[Stored data]
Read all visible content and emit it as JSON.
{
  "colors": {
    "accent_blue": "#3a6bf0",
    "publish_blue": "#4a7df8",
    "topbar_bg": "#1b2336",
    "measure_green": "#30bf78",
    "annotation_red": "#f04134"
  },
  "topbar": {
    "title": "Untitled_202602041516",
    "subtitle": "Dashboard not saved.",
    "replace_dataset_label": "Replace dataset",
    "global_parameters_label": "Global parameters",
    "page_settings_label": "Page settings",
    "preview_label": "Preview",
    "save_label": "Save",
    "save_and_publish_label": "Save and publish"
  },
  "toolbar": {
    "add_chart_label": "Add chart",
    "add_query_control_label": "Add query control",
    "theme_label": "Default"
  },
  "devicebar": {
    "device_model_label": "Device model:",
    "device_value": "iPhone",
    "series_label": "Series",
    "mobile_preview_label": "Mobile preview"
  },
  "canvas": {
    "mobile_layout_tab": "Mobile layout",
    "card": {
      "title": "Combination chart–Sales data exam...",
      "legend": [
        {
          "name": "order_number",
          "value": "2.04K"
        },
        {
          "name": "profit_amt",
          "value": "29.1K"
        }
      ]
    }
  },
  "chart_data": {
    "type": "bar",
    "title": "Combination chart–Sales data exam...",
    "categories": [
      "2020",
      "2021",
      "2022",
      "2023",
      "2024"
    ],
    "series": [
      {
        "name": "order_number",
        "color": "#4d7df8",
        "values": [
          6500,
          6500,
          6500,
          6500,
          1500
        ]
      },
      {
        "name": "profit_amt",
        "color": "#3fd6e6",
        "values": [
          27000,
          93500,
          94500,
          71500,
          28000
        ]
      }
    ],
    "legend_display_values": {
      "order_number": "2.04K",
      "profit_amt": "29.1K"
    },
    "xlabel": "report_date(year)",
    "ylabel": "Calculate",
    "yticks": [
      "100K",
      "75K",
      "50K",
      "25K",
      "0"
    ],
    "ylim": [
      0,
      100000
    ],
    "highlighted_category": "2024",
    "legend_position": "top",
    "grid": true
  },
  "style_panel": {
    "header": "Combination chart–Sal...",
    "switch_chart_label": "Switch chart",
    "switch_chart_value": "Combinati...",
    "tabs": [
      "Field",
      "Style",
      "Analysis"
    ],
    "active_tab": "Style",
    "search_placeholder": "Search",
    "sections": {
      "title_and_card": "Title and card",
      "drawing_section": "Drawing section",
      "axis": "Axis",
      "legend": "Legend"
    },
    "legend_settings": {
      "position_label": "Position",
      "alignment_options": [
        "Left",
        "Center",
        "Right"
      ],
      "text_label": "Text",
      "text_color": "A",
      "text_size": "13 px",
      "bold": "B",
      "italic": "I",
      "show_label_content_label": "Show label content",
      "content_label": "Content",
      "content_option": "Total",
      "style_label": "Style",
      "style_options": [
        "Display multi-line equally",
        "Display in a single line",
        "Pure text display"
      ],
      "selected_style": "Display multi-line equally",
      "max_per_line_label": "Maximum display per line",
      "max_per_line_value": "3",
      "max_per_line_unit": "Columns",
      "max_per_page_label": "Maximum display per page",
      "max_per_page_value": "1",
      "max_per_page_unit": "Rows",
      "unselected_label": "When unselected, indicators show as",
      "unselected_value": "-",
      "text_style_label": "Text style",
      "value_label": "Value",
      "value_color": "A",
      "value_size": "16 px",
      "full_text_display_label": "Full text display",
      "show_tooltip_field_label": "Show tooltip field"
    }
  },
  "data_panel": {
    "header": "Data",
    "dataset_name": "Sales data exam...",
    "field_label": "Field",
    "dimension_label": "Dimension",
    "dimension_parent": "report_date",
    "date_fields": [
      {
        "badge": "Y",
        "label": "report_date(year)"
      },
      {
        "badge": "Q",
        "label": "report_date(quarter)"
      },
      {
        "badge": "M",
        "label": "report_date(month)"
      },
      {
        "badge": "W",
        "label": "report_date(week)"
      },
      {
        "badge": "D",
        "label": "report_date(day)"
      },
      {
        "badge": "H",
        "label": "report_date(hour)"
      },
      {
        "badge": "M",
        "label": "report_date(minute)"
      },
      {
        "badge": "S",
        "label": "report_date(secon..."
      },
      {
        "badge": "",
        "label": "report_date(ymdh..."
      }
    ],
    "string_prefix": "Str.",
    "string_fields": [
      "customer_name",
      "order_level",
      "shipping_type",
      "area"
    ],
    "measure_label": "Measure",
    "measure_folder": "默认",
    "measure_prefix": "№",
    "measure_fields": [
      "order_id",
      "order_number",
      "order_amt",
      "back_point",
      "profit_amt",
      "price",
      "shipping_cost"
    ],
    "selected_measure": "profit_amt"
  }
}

◆ Exercise
Filter the records down to the lines that contain the string "Sales", and copy those lines.

◆ Complete response
      "title": "Combination chart–Sales data exam...",
    "title": "Combination chart–Sales data exam...",
    "dataset_name": "Sales data exam...",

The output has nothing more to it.